Stated exercise
Go through the material and pull out every line with the string "labels" in it.
※ ※ ※
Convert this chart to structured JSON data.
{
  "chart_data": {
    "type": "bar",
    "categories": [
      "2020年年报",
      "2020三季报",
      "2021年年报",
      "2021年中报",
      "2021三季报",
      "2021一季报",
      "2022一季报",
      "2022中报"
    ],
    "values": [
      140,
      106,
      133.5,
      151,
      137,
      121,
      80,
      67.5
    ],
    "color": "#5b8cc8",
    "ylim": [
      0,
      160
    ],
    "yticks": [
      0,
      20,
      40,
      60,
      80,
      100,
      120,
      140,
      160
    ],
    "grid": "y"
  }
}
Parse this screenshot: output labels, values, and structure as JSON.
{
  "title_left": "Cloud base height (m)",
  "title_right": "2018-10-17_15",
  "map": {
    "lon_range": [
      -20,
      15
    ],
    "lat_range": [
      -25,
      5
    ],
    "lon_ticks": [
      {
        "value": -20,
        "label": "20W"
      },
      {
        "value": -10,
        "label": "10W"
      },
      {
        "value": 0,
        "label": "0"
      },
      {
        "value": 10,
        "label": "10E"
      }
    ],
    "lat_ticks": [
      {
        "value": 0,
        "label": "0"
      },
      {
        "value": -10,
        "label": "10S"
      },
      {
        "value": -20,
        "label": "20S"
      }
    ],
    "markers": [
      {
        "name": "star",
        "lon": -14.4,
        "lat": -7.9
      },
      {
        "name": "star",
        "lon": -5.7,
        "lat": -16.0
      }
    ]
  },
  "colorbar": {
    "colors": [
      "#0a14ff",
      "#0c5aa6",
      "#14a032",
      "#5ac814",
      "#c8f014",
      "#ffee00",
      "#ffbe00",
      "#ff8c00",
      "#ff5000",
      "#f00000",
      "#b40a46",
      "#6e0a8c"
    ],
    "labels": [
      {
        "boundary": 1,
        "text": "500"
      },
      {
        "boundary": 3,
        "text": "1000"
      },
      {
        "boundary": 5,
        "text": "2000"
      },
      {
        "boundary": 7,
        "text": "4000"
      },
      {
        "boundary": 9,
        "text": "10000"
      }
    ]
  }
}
※ ※ ※
Result for this exercise
Parse this screenshot: output labels, values, and structure as JSON.
    "labels": [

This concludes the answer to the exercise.